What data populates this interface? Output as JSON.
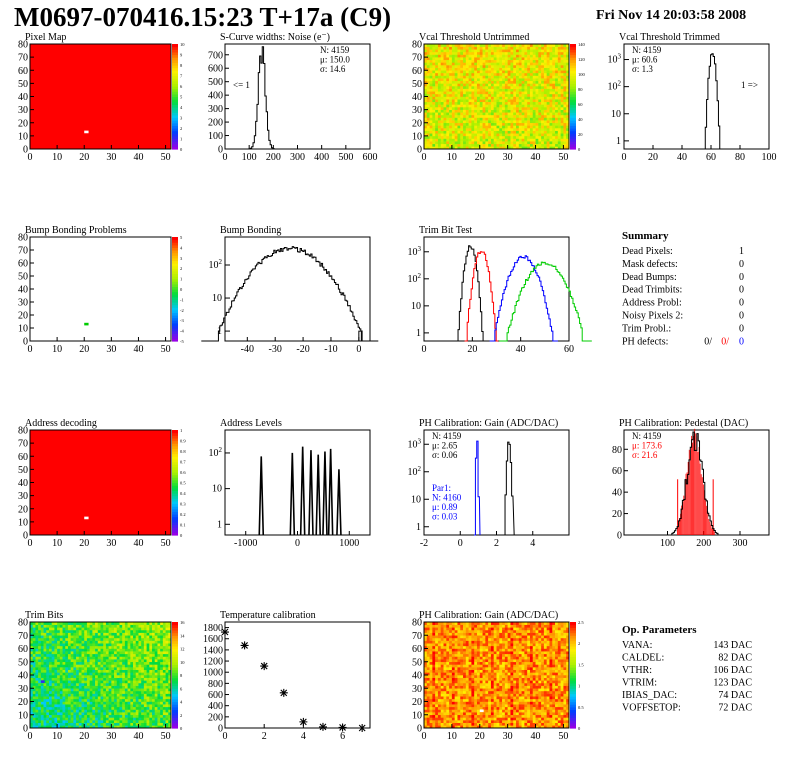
{
  "header": {
    "title": "M0697-070416.15:23 T+17a (C9)",
    "date": "Fri Nov 14 20:03:58 2008"
  },
  "colors": {
    "red": "#ff0000",
    "blue": "#0000ff",
    "green": "#00cc00",
    "black": "#000000"
  },
  "summary": {
    "title": "Summary",
    "rows": [
      {
        "label": "Dead Pixels:",
        "value": "1"
      },
      {
        "label": "Mask defects:",
        "value": "0"
      },
      {
        "label": "Dead Bumps:",
        "value": "0"
      },
      {
        "label": "Dead Trimbits:",
        "value": "0"
      },
      {
        "label": "Address Probl:",
        "value": "0"
      },
      {
        "label": "Noisy Pixels 2:",
        "value": "0"
      },
      {
        "label": "Trim Probl.:",
        "value": "0"
      }
    ],
    "ph_defects": {
      "label": "PH defects:",
      "v1": "0/",
      "v2": "0/",
      "v3": "0"
    }
  },
  "op_params": {
    "title": "Op. Parameters",
    "rows": [
      {
        "label": "VANA:",
        "value": "143 DAC"
      },
      {
        "label": "CALDEL:",
        "value": "82 DAC"
      },
      {
        "label": "VTHR:",
        "value": "106 DAC"
      },
      {
        "label": "VTRIM:",
        "value": "123 DAC"
      },
      {
        "label": "IBIAS_DAC:",
        "value": "74 DAC"
      },
      {
        "label": "VOFFSETOP:",
        "value": "72 DAC"
      }
    ]
  },
  "chart_data": [
    {
      "id": "pixel_map",
      "type": "heatmap",
      "title": "Pixel Map",
      "xlim": [
        0,
        52
      ],
      "ylim": [
        0,
        80
      ],
      "xticks": [
        "0",
        "10",
        "20",
        "30",
        "40",
        "50"
      ],
      "yticks": [
        "0",
        "10",
        "20",
        "30",
        "40",
        "50",
        "60",
        "70",
        "80"
      ],
      "uniform_color": "red",
      "marks": [
        {
          "x": 20,
          "y": 13,
          "color": "white"
        }
      ],
      "zticks": [
        "0",
        "1",
        "2",
        "3",
        "4",
        "5",
        "6",
        "7",
        "8",
        "9",
        "10"
      ]
    },
    {
      "id": "scurve",
      "type": "histogram",
      "title": "S-Curve widths: Noise (e⁻)",
      "xlim": [
        0,
        600
      ],
      "ylim": [
        0,
        780
      ],
      "xticks": [
        "0",
        "100",
        "200",
        "300",
        "400",
        "500",
        "600"
      ],
      "yticks": [
        "0",
        "100",
        "200",
        "300",
        "400",
        "500",
        "600",
        "700"
      ],
      "stats": [
        "N: 4159",
        "μ: 150.0",
        "σ: 14.6"
      ],
      "annotation": "<= 1",
      "series": [
        {
          "color": "black",
          "mean": 150,
          "sigma": 14.6,
          "peak": 730
        }
      ]
    },
    {
      "id": "vcal_untrimmed",
      "type": "heatmap",
      "title": "Vcal Threshold Untrimmed",
      "xlim": [
        0,
        52
      ],
      "ylim": [
        0,
        80
      ],
      "xticks": [
        "0",
        "10",
        "20",
        "30",
        "40",
        "50"
      ],
      "yticks": [
        "0",
        "10",
        "20",
        "30",
        "40",
        "50",
        "60",
        "70",
        "80"
      ],
      "zticks": [
        "0",
        "20",
        "40",
        "60",
        "80",
        "100",
        "120",
        "140"
      ]
    },
    {
      "id": "vcal_trimmed",
      "type": "histogram",
      "title": "Vcal Threshold Trimmed",
      "log": true,
      "xlim": [
        0,
        100
      ],
      "xticks": [
        "0",
        "20",
        "40",
        "60",
        "80",
        "100"
      ],
      "stats": [
        "N: 4159",
        "μ: 60.6",
        "σ:  1.3"
      ],
      "annotation": "1 =>",
      "series": [
        {
          "color": "black",
          "mean": 60.6,
          "sigma": 1.3,
          "peak": 1700
        }
      ]
    },
    {
      "id": "bump_problems",
      "type": "heatmap",
      "title": "Bump Bonding Problems",
      "xlim": [
        0,
        52
      ],
      "ylim": [
        0,
        80
      ],
      "xticks": [
        "0",
        "10",
        "20",
        "30",
        "40",
        "50"
      ],
      "yticks": [
        "0",
        "10",
        "20",
        "30",
        "40",
        "50",
        "60",
        "70",
        "80"
      ],
      "marks": [
        {
          "x": 20,
          "y": 13,
          "color": "green"
        }
      ],
      "zticks": [
        "-5",
        "-4",
        "-3",
        "-2",
        "-1",
        "0",
        "1",
        "2",
        "3",
        "4",
        "5"
      ]
    },
    {
      "id": "bump_bonding",
      "type": "histogram",
      "title": "Bump Bonding",
      "log": true,
      "xlim": [
        -48,
        4
      ],
      "xticks": [
        "-40",
        "-30",
        "-20",
        "-10",
        "0"
      ],
      "series": [
        {
          "color": "black",
          "mean": -25,
          "sigma": 7.5,
          "peak": 320
        }
      ]
    },
    {
      "id": "trim_bit_test",
      "type": "histogram",
      "title": "Trim Bit Test",
      "log": true,
      "xlim": [
        0,
        60
      ],
      "xticks": [
        "0",
        "20",
        "40",
        "60"
      ],
      "series": [
        {
          "color": "black",
          "mean": 19,
          "sigma": 1.3,
          "peak": 1600
        },
        {
          "color": "red",
          "mean": 23.5,
          "sigma": 1.6,
          "peak": 1100
        },
        {
          "color": "blue",
          "mean": 41,
          "sigma": 3.3,
          "peak": 650
        },
        {
          "color": "green",
          "mean": 50,
          "sigma": 4.5,
          "peak": 400
        }
      ]
    },
    {
      "id": "address_decoding",
      "type": "heatmap",
      "title": "Address decoding",
      "xlim": [
        0,
        52
      ],
      "ylim": [
        0,
        80
      ],
      "xticks": [
        "0",
        "10",
        "20",
        "30",
        "40",
        "50"
      ],
      "yticks": [
        "0",
        "10",
        "20",
        "30",
        "40",
        "50",
        "60",
        "70",
        "80"
      ],
      "uniform_color": "red",
      "marks": [
        {
          "x": 20,
          "y": 13,
          "color": "white"
        }
      ],
      "zticks": [
        "0",
        "0.1",
        "0.2",
        "0.3",
        "0.4",
        "0.5",
        "0.6",
        "0.7",
        "0.8",
        "0.9",
        "1"
      ]
    },
    {
      "id": "address_levels",
      "type": "histogram",
      "title": "Address Levels",
      "log": true,
      "xlim": [
        -1400,
        1400
      ],
      "xticks": [
        "-1000",
        "0",
        "1000"
      ],
      "peaks": [
        -700,
        -100,
        100,
        260,
        400,
        530,
        640,
        800
      ]
    },
    {
      "id": "ph_gain",
      "type": "histogram",
      "title": "PH Calibration: Gain (ADC/DAC)",
      "log": true,
      "xlim": [
        -2,
        6
      ],
      "xticks": [
        "-2",
        "0",
        "2",
        "4"
      ],
      "stats": [
        "N: 4159",
        "μ: 2.65",
        "σ: 0.06"
      ],
      "stats2": [
        "Par1:",
        "N: 4160",
        "μ: 0.89",
        "σ: 0.03"
      ],
      "series": [
        {
          "color": "black",
          "mean": 2.65,
          "sigma": 0.06,
          "peak": 1300
        },
        {
          "color": "blue",
          "mean": 0.89,
          "sigma": 0.03,
          "peak": 1500
        }
      ]
    },
    {
      "id": "ph_pedestal",
      "type": "histogram",
      "title": "PH Calibration: Pedestal (DAC)",
      "xlim": [
        -20,
        380
      ],
      "ylim": [
        0,
        98
      ],
      "xticks": [
        "100",
        "200",
        "300"
      ],
      "yticks": [
        "0",
        "20",
        "40",
        "60",
        "80"
      ],
      "stats": [
        "N: 4159",
        "μ: 173.6",
        "σ: 21.6"
      ],
      "series": [
        {
          "color": "black",
          "mean": 173.6,
          "sigma": 21.6,
          "peak": 92
        }
      ]
    },
    {
      "id": "trim_bits",
      "type": "heatmap",
      "title": "Trim Bits",
      "xlim": [
        0,
        52
      ],
      "ylim": [
        0,
        80
      ],
      "xticks": [
        "0",
        "10",
        "20",
        "30",
        "40",
        "50"
      ],
      "yticks": [
        "0",
        "10",
        "20",
        "30",
        "40",
        "50",
        "60",
        "70",
        "80"
      ],
      "zticks": [
        "0",
        "2",
        "4",
        "6",
        "8",
        "10",
        "12",
        "14",
        "16"
      ]
    },
    {
      "id": "temp_cal",
      "type": "scatter",
      "title": "Temperature calibration",
      "xlim": [
        0,
        7.4
      ],
      "ylim": [
        0,
        1900
      ],
      "xticks": [
        "0",
        "2",
        "4",
        "6"
      ],
      "yticks": [
        "0",
        "200",
        "400",
        "600",
        "800",
        "1000",
        "1200",
        "1400",
        "1600",
        "1800"
      ],
      "x": [
        0,
        1,
        2,
        3,
        4,
        5,
        6,
        7
      ],
      "y": [
        1720,
        1480,
        1110,
        630,
        110,
        20,
        10,
        0
      ]
    },
    {
      "id": "ph_gain_map",
      "type": "heatmap",
      "title": "PH Calibration: Gain (ADC/DAC)",
      "xlim": [
        0,
        52
      ],
      "ylim": [
        0,
        80
      ],
      "xticks": [
        "0",
        "10",
        "20",
        "30",
        "40",
        "50"
      ],
      "yticks": [
        "0",
        "10",
        "20",
        "30",
        "40",
        "50",
        "60",
        "70",
        "80"
      ],
      "zticks": [
        "0",
        "0.5",
        "1",
        "1.5",
        "2",
        "2.5"
      ]
    }
  ]
}
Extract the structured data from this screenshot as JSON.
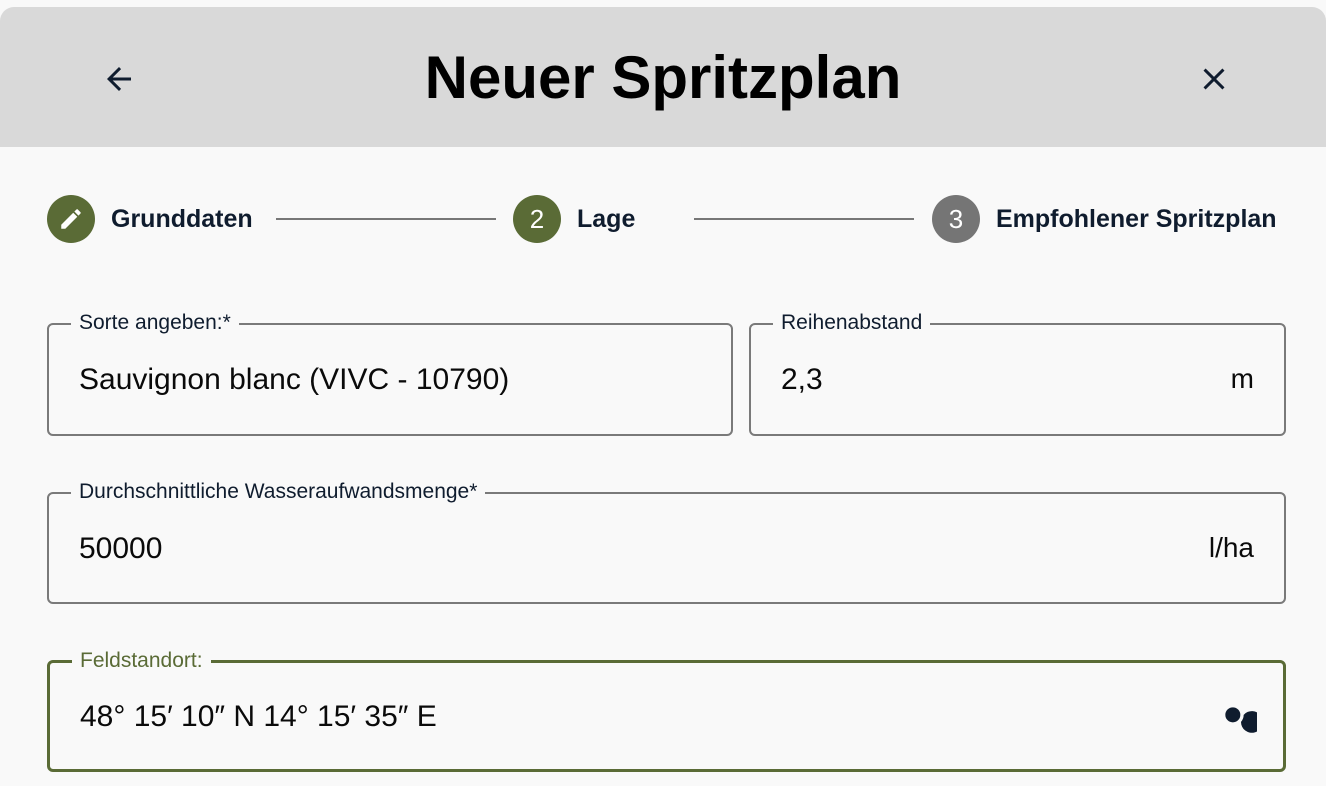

▶ _PROBLEM_: Using the material above, report each line where "Dead" occurs.

▶ _WORKED SOLUTION_:
        "label": "Dead Pixels:",
        "label": "Dead Bumps:",
        "label": "Dead Trimbits:",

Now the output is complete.